Your task is to copy the material exactly.

>> START SUPPLIED INFORMATION

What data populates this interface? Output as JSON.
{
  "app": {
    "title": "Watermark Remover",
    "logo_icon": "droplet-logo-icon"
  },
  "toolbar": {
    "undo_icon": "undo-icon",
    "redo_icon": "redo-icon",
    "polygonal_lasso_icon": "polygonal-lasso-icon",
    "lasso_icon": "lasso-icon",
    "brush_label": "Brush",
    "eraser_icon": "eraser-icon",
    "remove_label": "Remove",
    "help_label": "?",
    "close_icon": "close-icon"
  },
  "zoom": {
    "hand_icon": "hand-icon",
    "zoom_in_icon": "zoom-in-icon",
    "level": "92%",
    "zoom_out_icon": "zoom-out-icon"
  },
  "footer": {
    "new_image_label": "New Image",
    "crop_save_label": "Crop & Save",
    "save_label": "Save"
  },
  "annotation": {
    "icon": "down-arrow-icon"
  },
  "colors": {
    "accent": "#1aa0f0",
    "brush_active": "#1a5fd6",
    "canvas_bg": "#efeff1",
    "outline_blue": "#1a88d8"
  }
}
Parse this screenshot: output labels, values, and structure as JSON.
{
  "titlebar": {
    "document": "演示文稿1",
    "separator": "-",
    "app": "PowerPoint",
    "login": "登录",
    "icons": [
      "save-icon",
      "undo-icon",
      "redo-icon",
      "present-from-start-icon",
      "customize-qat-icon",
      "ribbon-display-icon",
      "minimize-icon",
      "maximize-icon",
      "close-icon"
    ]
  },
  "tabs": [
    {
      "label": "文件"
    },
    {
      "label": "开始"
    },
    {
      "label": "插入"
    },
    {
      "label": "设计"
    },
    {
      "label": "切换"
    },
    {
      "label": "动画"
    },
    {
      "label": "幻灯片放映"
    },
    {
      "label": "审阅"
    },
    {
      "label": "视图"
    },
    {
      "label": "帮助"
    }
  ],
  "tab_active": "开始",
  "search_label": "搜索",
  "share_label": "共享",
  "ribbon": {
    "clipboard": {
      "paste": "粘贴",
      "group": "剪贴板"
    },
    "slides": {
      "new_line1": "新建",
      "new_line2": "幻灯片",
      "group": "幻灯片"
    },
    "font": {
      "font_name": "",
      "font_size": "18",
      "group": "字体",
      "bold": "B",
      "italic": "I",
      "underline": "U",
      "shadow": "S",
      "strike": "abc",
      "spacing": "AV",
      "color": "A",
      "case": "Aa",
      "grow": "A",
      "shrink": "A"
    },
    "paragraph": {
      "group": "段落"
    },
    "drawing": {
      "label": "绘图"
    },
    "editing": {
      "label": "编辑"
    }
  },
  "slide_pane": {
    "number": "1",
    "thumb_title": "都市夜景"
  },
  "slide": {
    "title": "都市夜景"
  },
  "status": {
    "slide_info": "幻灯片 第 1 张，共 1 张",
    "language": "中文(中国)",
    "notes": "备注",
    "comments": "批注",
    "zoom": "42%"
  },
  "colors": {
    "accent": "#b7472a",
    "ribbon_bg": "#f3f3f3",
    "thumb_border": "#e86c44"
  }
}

>> END SUPPLIED INFORMATION

_WRITTEN RESPONSE_:
What data populates this interface? Output as JSON.
{
  "app": {
    "title": "Watermark Remover",
    "logo_icon": "droplet-logo-icon"
  },
  "toolbar": {
    "undo_icon": "undo-icon",
    "redo_icon": "redo-icon",
    "polygonal_lasso_icon": "polygonal-lasso-icon",
    "lasso_icon": "lasso-icon",
    "brush_label": "Brush",
    "eraser_icon": "eraser-icon",
    "remove_label": "Remove",
    "help_label": "?",
    "close_icon": "close-icon"
  },
  "zoom": {
    "hand_icon": "hand-icon",
    "zoom_in_icon": "zoom-in-icon",
    "level": "92%",
    "zoom_out_icon": "zoom-out-icon"
  },
  "footer": {
    "new_image_label": "New Image",
    "crop_save_label": "Crop & Save",
    "save_label": "Save"
  },
  "annotation": {
    "icon": "down-arrow-icon"
  },
  "colors": {
    "accent": "#1aa0f0",
    "brush_active": "#1a5fd6",
    "canvas_bg": "#efeff1",
    "outline_blue": "#1a88d8"
  }
}
Parse this screenshot: output labels, values, and structure as JSON.
{
  "titlebar": {
    "document": "演示文稿1",
    "separator": "-",
    "app": "PowerPoint",
    "login": "登录",
    "icons": [
      "save-icon",
      "undo-icon",
      "redo-icon",
      "present-from-start-icon",
      "customize-qat-icon",
      "ribbon-display-icon",
      "minimize-icon",
      "maximize-icon",
      "close-icon"
    ]
  },
  "tabs": [
    {
      "label": "文件"
    },
    {
      "label": "开始"
    },
    {
      "label": "插入"
    },
    {
      "label": "设计"
    },
    {
      "label": "切换"
    },
    {
      "label": "动画"
    },
    {
      "label": "幻灯片放映"
    },
    {
      "label": "审阅"
    },
    {
      "label": "视图"
    },
    {
      "label": "帮助"
    }
  ],
  "tab_active": "开始",
  "search_label": "搜索",
  "share_label": "共享",
  "ribbon": {
    "clipboard": {
      "paste": "粘贴",
      "group": "剪贴板"
    },
    "slides": {
      "new_line1": "新建",
      "new_line2": "幻灯片",
      "group": "幻灯片"
    },
    "font": {
      "font_name": "",
      "font_size": "18",
      "group": "字体",
      "bold": "B",
      "italic": "I",
      "underline": "U",
      "shadow": "S",
      "strike": "abc",
      "spacing": "AV",
      "color": "A",
      "case": "Aa",
      "grow": "A",
      "shrink": "A"
    },
    "paragraph": {
      "group": "段落"
    },
    "drawing": {
      "label": "绘图"
    },
    "editing": {
      "label": "编辑"
    }
  },
  "slide_pane": {
    "number": "1",
    "thumb_title": "都市夜景"
  },
  "slide": {
    "title": "都市夜景"
  },
  "status": {
    "slide_info": "幻灯片 第 1 张，共 1 张",
    "language": "中文(中国)",
    "notes": "备注",
    "comments": "批注",
    "zoom": "42%"
  },
  "colors": {
    "accent": "#b7472a",
    "ribbon_bg": "#f3f3f3",
    "thumb_border": "#e86c44"
  }
}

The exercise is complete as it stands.